Brief
Go through the entries below and copy each line containing the word "JSON".

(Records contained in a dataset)
* begin *

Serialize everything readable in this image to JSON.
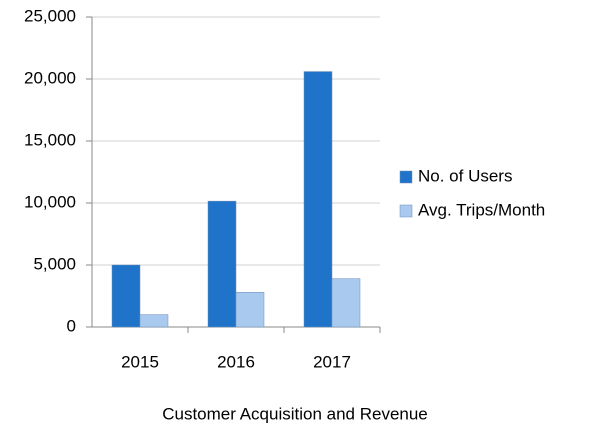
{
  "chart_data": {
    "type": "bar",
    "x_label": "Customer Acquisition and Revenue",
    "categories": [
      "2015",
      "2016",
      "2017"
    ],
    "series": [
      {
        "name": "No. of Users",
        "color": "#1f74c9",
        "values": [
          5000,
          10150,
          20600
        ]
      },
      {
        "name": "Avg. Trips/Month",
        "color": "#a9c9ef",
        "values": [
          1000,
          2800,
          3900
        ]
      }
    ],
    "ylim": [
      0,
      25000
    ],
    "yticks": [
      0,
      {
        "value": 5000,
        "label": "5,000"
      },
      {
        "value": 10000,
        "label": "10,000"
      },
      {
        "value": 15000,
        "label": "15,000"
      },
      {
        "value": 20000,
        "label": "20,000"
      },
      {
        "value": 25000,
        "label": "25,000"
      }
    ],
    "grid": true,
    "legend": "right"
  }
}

* end *
* begin *

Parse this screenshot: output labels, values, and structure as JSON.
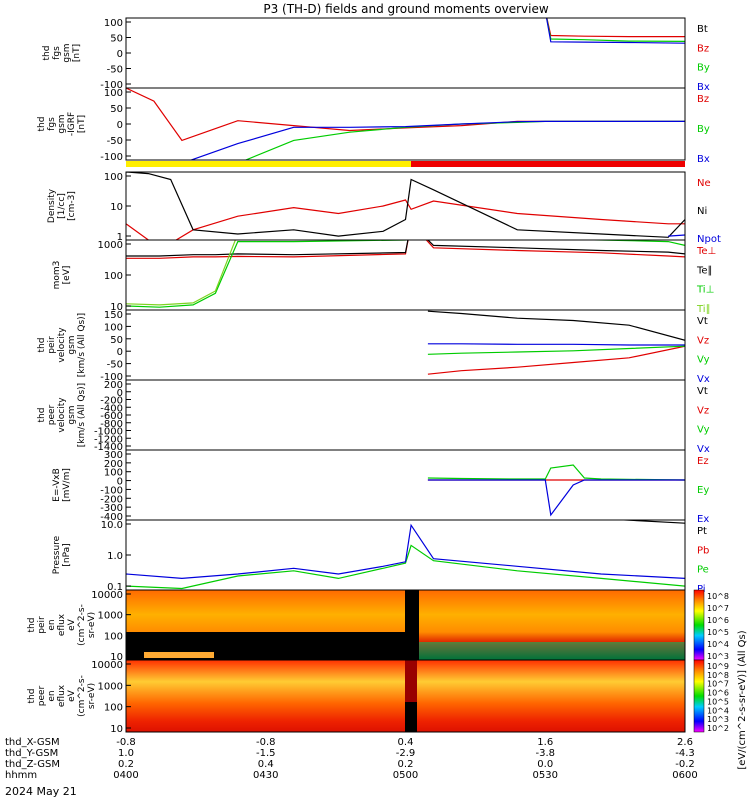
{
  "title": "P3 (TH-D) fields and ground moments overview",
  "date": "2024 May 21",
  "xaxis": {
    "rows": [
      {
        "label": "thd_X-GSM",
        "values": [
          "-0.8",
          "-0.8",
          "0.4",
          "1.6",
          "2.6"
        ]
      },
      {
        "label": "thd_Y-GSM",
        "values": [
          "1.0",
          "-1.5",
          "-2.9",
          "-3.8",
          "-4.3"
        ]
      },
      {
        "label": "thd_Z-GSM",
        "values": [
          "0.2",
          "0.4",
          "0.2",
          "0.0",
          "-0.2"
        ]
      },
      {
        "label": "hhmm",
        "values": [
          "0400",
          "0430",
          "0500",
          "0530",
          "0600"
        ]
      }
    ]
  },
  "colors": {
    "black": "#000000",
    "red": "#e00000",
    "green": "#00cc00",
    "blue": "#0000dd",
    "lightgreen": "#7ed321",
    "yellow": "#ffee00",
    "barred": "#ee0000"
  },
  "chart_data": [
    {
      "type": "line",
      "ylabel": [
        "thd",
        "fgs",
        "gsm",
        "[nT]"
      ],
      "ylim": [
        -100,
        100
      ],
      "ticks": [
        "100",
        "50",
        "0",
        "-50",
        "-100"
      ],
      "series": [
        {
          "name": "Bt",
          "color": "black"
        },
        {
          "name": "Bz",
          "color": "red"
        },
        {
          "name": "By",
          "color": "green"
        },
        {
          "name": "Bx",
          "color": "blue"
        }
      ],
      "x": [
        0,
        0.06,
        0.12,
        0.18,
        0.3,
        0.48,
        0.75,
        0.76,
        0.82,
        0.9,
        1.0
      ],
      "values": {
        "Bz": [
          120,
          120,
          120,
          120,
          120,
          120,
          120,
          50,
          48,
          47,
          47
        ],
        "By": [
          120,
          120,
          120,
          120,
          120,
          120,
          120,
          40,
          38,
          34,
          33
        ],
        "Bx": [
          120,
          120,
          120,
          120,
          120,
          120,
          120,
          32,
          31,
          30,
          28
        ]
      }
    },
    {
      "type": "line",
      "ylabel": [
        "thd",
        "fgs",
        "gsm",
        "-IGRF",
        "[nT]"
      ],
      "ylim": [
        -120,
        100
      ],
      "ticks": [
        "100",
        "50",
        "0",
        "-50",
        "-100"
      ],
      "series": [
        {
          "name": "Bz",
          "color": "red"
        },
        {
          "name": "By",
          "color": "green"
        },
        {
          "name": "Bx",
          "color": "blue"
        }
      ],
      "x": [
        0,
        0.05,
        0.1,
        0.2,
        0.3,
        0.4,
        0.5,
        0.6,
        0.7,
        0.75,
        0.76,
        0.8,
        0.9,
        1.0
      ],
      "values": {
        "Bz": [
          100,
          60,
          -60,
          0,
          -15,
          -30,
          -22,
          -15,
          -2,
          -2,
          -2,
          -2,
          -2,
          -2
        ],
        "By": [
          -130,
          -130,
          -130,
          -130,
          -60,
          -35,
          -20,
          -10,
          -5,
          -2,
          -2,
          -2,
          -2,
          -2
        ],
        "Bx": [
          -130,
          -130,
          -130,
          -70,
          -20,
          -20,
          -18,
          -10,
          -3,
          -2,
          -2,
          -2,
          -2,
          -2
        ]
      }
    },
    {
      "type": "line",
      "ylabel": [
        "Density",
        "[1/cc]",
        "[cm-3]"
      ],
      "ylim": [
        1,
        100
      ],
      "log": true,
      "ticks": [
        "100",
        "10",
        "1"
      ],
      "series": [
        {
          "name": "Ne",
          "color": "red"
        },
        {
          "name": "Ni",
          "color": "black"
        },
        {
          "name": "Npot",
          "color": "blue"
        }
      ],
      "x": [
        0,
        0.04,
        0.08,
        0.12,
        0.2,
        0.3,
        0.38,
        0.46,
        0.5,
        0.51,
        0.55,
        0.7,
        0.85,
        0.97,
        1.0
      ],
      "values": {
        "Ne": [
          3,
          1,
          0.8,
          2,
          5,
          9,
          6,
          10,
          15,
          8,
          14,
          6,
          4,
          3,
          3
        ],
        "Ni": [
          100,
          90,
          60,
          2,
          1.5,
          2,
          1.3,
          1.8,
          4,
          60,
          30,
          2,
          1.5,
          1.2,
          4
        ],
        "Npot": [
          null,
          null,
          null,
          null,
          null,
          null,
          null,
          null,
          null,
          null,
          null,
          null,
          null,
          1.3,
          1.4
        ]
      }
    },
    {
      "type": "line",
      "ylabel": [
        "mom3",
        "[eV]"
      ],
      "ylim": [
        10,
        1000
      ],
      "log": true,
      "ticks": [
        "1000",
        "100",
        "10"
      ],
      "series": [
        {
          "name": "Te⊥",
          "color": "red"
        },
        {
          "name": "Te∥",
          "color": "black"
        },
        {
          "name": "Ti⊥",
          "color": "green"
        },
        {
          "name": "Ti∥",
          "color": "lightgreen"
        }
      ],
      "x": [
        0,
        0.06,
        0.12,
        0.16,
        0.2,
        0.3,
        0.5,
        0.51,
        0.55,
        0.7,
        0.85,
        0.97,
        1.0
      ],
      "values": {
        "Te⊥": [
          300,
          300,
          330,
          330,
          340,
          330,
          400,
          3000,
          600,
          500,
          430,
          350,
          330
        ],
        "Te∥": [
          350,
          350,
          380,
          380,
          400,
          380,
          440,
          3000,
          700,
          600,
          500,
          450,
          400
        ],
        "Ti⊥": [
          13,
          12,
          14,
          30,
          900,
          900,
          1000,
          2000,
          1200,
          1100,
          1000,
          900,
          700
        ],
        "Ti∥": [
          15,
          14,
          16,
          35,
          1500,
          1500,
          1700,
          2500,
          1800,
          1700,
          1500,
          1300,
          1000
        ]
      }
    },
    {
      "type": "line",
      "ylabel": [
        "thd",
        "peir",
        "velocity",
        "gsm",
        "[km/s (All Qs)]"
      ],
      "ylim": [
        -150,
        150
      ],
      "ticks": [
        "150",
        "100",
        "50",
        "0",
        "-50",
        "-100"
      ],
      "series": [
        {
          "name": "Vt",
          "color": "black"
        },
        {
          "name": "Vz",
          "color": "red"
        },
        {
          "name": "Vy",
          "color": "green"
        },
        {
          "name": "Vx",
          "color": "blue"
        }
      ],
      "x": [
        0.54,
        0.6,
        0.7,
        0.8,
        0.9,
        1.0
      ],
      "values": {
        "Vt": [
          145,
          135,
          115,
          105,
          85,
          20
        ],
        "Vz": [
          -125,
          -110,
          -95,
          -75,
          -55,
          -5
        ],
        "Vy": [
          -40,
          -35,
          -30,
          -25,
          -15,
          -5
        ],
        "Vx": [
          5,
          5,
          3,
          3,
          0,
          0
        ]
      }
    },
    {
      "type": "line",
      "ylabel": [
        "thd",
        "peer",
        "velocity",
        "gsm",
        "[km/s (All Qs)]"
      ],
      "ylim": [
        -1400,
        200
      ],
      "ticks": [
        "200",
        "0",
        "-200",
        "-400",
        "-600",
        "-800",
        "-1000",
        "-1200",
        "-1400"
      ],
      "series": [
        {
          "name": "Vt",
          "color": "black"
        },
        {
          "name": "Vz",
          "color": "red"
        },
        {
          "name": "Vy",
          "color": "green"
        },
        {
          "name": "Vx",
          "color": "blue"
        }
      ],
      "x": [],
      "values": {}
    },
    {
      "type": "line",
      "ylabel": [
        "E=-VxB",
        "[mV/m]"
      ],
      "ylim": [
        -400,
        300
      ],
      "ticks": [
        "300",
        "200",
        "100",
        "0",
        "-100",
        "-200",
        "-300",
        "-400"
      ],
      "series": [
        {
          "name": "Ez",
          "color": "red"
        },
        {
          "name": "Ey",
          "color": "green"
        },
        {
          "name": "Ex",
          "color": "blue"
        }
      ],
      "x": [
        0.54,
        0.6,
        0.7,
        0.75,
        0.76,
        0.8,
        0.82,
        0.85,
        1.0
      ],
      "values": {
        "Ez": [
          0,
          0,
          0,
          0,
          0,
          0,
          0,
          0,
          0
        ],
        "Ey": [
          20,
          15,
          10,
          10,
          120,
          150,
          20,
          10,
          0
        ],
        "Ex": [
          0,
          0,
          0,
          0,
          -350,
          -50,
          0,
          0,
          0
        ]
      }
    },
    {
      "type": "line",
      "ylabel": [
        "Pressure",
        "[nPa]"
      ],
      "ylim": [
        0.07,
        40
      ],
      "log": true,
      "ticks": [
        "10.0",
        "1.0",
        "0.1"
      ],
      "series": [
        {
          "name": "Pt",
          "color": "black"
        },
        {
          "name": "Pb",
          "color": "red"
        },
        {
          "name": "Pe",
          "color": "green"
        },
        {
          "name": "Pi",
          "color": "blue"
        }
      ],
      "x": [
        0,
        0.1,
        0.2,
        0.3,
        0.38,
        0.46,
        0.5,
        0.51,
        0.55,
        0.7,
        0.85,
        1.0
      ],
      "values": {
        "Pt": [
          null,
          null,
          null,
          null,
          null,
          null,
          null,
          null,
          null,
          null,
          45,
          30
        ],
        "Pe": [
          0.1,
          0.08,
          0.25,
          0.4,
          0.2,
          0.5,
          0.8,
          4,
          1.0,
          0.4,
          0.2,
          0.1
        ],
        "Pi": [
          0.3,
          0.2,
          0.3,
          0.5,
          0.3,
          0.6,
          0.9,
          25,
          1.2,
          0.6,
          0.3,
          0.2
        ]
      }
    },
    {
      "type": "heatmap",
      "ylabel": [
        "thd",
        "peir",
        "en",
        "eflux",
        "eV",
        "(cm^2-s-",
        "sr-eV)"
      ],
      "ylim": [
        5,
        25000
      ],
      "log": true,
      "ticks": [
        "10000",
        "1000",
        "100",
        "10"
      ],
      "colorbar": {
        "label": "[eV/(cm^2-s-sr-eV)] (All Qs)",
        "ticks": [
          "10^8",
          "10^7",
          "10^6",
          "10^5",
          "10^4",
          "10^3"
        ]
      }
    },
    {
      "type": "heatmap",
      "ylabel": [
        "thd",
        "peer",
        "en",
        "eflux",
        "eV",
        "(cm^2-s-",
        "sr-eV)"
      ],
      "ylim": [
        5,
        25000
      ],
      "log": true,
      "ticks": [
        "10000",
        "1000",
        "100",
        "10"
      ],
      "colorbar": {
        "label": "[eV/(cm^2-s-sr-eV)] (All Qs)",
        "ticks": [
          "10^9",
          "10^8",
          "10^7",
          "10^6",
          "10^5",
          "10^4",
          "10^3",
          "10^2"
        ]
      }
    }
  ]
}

* end *

Task result
Serialize everything readable in this image to JSON.
Parse this screenshot: output labels, values, and structure as JSON.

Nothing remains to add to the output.